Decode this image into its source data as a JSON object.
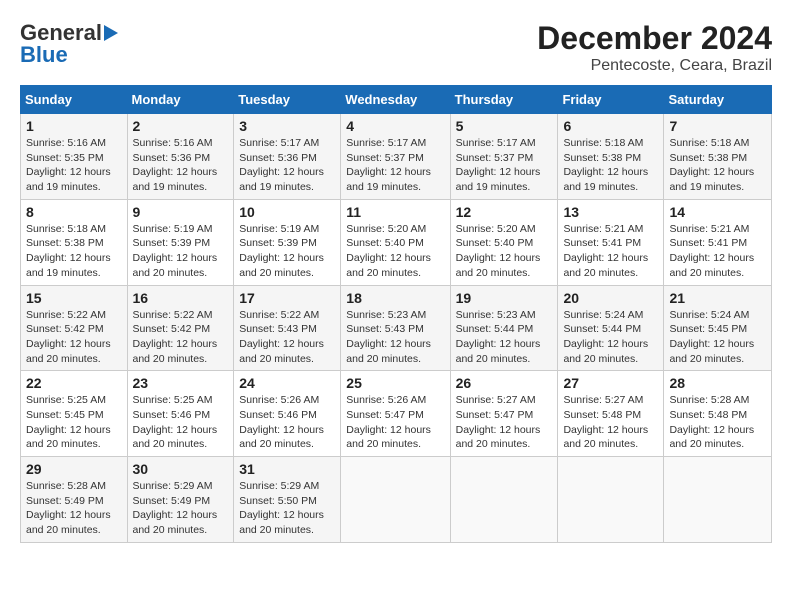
{
  "logo": {
    "line1": "General",
    "line2": "Blue"
  },
  "title": "December 2024",
  "subtitle": "Pentecoste, Ceara, Brazil",
  "days_header": [
    "Sunday",
    "Monday",
    "Tuesday",
    "Wednesday",
    "Thursday",
    "Friday",
    "Saturday"
  ],
  "weeks": [
    [
      {
        "day": "1",
        "info": "Sunrise: 5:16 AM\nSunset: 5:35 PM\nDaylight: 12 hours\nand 19 minutes."
      },
      {
        "day": "2",
        "info": "Sunrise: 5:16 AM\nSunset: 5:36 PM\nDaylight: 12 hours\nand 19 minutes."
      },
      {
        "day": "3",
        "info": "Sunrise: 5:17 AM\nSunset: 5:36 PM\nDaylight: 12 hours\nand 19 minutes."
      },
      {
        "day": "4",
        "info": "Sunrise: 5:17 AM\nSunset: 5:37 PM\nDaylight: 12 hours\nand 19 minutes."
      },
      {
        "day": "5",
        "info": "Sunrise: 5:17 AM\nSunset: 5:37 PM\nDaylight: 12 hours\nand 19 minutes."
      },
      {
        "day": "6",
        "info": "Sunrise: 5:18 AM\nSunset: 5:38 PM\nDaylight: 12 hours\nand 19 minutes."
      },
      {
        "day": "7",
        "info": "Sunrise: 5:18 AM\nSunset: 5:38 PM\nDaylight: 12 hours\nand 19 minutes."
      }
    ],
    [
      {
        "day": "8",
        "info": "Sunrise: 5:18 AM\nSunset: 5:38 PM\nDaylight: 12 hours\nand 19 minutes."
      },
      {
        "day": "9",
        "info": "Sunrise: 5:19 AM\nSunset: 5:39 PM\nDaylight: 12 hours\nand 20 minutes."
      },
      {
        "day": "10",
        "info": "Sunrise: 5:19 AM\nSunset: 5:39 PM\nDaylight: 12 hours\nand 20 minutes."
      },
      {
        "day": "11",
        "info": "Sunrise: 5:20 AM\nSunset: 5:40 PM\nDaylight: 12 hours\nand 20 minutes."
      },
      {
        "day": "12",
        "info": "Sunrise: 5:20 AM\nSunset: 5:40 PM\nDaylight: 12 hours\nand 20 minutes."
      },
      {
        "day": "13",
        "info": "Sunrise: 5:21 AM\nSunset: 5:41 PM\nDaylight: 12 hours\nand 20 minutes."
      },
      {
        "day": "14",
        "info": "Sunrise: 5:21 AM\nSunset: 5:41 PM\nDaylight: 12 hours\nand 20 minutes."
      }
    ],
    [
      {
        "day": "15",
        "info": "Sunrise: 5:22 AM\nSunset: 5:42 PM\nDaylight: 12 hours\nand 20 minutes."
      },
      {
        "day": "16",
        "info": "Sunrise: 5:22 AM\nSunset: 5:42 PM\nDaylight: 12 hours\nand 20 minutes."
      },
      {
        "day": "17",
        "info": "Sunrise: 5:22 AM\nSunset: 5:43 PM\nDaylight: 12 hours\nand 20 minutes."
      },
      {
        "day": "18",
        "info": "Sunrise: 5:23 AM\nSunset: 5:43 PM\nDaylight: 12 hours\nand 20 minutes."
      },
      {
        "day": "19",
        "info": "Sunrise: 5:23 AM\nSunset: 5:44 PM\nDaylight: 12 hours\nand 20 minutes."
      },
      {
        "day": "20",
        "info": "Sunrise: 5:24 AM\nSunset: 5:44 PM\nDaylight: 12 hours\nand 20 minutes."
      },
      {
        "day": "21",
        "info": "Sunrise: 5:24 AM\nSunset: 5:45 PM\nDaylight: 12 hours\nand 20 minutes."
      }
    ],
    [
      {
        "day": "22",
        "info": "Sunrise: 5:25 AM\nSunset: 5:45 PM\nDaylight: 12 hours\nand 20 minutes."
      },
      {
        "day": "23",
        "info": "Sunrise: 5:25 AM\nSunset: 5:46 PM\nDaylight: 12 hours\nand 20 minutes."
      },
      {
        "day": "24",
        "info": "Sunrise: 5:26 AM\nSunset: 5:46 PM\nDaylight: 12 hours\nand 20 minutes."
      },
      {
        "day": "25",
        "info": "Sunrise: 5:26 AM\nSunset: 5:47 PM\nDaylight: 12 hours\nand 20 minutes."
      },
      {
        "day": "26",
        "info": "Sunrise: 5:27 AM\nSunset: 5:47 PM\nDaylight: 12 hours\nand 20 minutes."
      },
      {
        "day": "27",
        "info": "Sunrise: 5:27 AM\nSunset: 5:48 PM\nDaylight: 12 hours\nand 20 minutes."
      },
      {
        "day": "28",
        "info": "Sunrise: 5:28 AM\nSunset: 5:48 PM\nDaylight: 12 hours\nand 20 minutes."
      }
    ],
    [
      {
        "day": "29",
        "info": "Sunrise: 5:28 AM\nSunset: 5:49 PM\nDaylight: 12 hours\nand 20 minutes."
      },
      {
        "day": "30",
        "info": "Sunrise: 5:29 AM\nSunset: 5:49 PM\nDaylight: 12 hours\nand 20 minutes."
      },
      {
        "day": "31",
        "info": "Sunrise: 5:29 AM\nSunset: 5:50 PM\nDaylight: 12 hours\nand 20 minutes."
      },
      {
        "day": "",
        "info": ""
      },
      {
        "day": "",
        "info": ""
      },
      {
        "day": "",
        "info": ""
      },
      {
        "day": "",
        "info": ""
      }
    ]
  ]
}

**Objective:**
Pictures don't belong in the copy. Restate all the entries exactly.

**Finished task:**
Decode this image into its source data as a JSON object.
{
  "logo": {
    "line1": "General",
    "line2": "Blue"
  },
  "title": "December 2024",
  "subtitle": "Pentecoste, Ceara, Brazil",
  "days_header": [
    "Sunday",
    "Monday",
    "Tuesday",
    "Wednesday",
    "Thursday",
    "Friday",
    "Saturday"
  ],
  "weeks": [
    [
      {
        "day": "1",
        "info": "Sunrise: 5:16 AM\nSunset: 5:35 PM\nDaylight: 12 hours\nand 19 minutes."
      },
      {
        "day": "2",
        "info": "Sunrise: 5:16 AM\nSunset: 5:36 PM\nDaylight: 12 hours\nand 19 minutes."
      },
      {
        "day": "3",
        "info": "Sunrise: 5:17 AM\nSunset: 5:36 PM\nDaylight: 12 hours\nand 19 minutes."
      },
      {
        "day": "4",
        "info": "Sunrise: 5:17 AM\nSunset: 5:37 PM\nDaylight: 12 hours\nand 19 minutes."
      },
      {
        "day": "5",
        "info": "Sunrise: 5:17 AM\nSunset: 5:37 PM\nDaylight: 12 hours\nand 19 minutes."
      },
      {
        "day": "6",
        "info": "Sunrise: 5:18 AM\nSunset: 5:38 PM\nDaylight: 12 hours\nand 19 minutes."
      },
      {
        "day": "7",
        "info": "Sunrise: 5:18 AM\nSunset: 5:38 PM\nDaylight: 12 hours\nand 19 minutes."
      }
    ],
    [
      {
        "day": "8",
        "info": "Sunrise: 5:18 AM\nSunset: 5:38 PM\nDaylight: 12 hours\nand 19 minutes."
      },
      {
        "day": "9",
        "info": "Sunrise: 5:19 AM\nSunset: 5:39 PM\nDaylight: 12 hours\nand 20 minutes."
      },
      {
        "day": "10",
        "info": "Sunrise: 5:19 AM\nSunset: 5:39 PM\nDaylight: 12 hours\nand 20 minutes."
      },
      {
        "day": "11",
        "info": "Sunrise: 5:20 AM\nSunset: 5:40 PM\nDaylight: 12 hours\nand 20 minutes."
      },
      {
        "day": "12",
        "info": "Sunrise: 5:20 AM\nSunset: 5:40 PM\nDaylight: 12 hours\nand 20 minutes."
      },
      {
        "day": "13",
        "info": "Sunrise: 5:21 AM\nSunset: 5:41 PM\nDaylight: 12 hours\nand 20 minutes."
      },
      {
        "day": "14",
        "info": "Sunrise: 5:21 AM\nSunset: 5:41 PM\nDaylight: 12 hours\nand 20 minutes."
      }
    ],
    [
      {
        "day": "15",
        "info": "Sunrise: 5:22 AM\nSunset: 5:42 PM\nDaylight: 12 hours\nand 20 minutes."
      },
      {
        "day": "16",
        "info": "Sunrise: 5:22 AM\nSunset: 5:42 PM\nDaylight: 12 hours\nand 20 minutes."
      },
      {
        "day": "17",
        "info": "Sunrise: 5:22 AM\nSunset: 5:43 PM\nDaylight: 12 hours\nand 20 minutes."
      },
      {
        "day": "18",
        "info": "Sunrise: 5:23 AM\nSunset: 5:43 PM\nDaylight: 12 hours\nand 20 minutes."
      },
      {
        "day": "19",
        "info": "Sunrise: 5:23 AM\nSunset: 5:44 PM\nDaylight: 12 hours\nand 20 minutes."
      },
      {
        "day": "20",
        "info": "Sunrise: 5:24 AM\nSunset: 5:44 PM\nDaylight: 12 hours\nand 20 minutes."
      },
      {
        "day": "21",
        "info": "Sunrise: 5:24 AM\nSunset: 5:45 PM\nDaylight: 12 hours\nand 20 minutes."
      }
    ],
    [
      {
        "day": "22",
        "info": "Sunrise: 5:25 AM\nSunset: 5:45 PM\nDaylight: 12 hours\nand 20 minutes."
      },
      {
        "day": "23",
        "info": "Sunrise: 5:25 AM\nSunset: 5:46 PM\nDaylight: 12 hours\nand 20 minutes."
      },
      {
        "day": "24",
        "info": "Sunrise: 5:26 AM\nSunset: 5:46 PM\nDaylight: 12 hours\nand 20 minutes."
      },
      {
        "day": "25",
        "info": "Sunrise: 5:26 AM\nSunset: 5:47 PM\nDaylight: 12 hours\nand 20 minutes."
      },
      {
        "day": "26",
        "info": "Sunrise: 5:27 AM\nSunset: 5:47 PM\nDaylight: 12 hours\nand 20 minutes."
      },
      {
        "day": "27",
        "info": "Sunrise: 5:27 AM\nSunset: 5:48 PM\nDaylight: 12 hours\nand 20 minutes."
      },
      {
        "day": "28",
        "info": "Sunrise: 5:28 AM\nSunset: 5:48 PM\nDaylight: 12 hours\nand 20 minutes."
      }
    ],
    [
      {
        "day": "29",
        "info": "Sunrise: 5:28 AM\nSunset: 5:49 PM\nDaylight: 12 hours\nand 20 minutes."
      },
      {
        "day": "30",
        "info": "Sunrise: 5:29 AM\nSunset: 5:49 PM\nDaylight: 12 hours\nand 20 minutes."
      },
      {
        "day": "31",
        "info": "Sunrise: 5:29 AM\nSunset: 5:50 PM\nDaylight: 12 hours\nand 20 minutes."
      },
      {
        "day": "",
        "info": ""
      },
      {
        "day": "",
        "info": ""
      },
      {
        "day": "",
        "info": ""
      },
      {
        "day": "",
        "info": ""
      }
    ]
  ]
}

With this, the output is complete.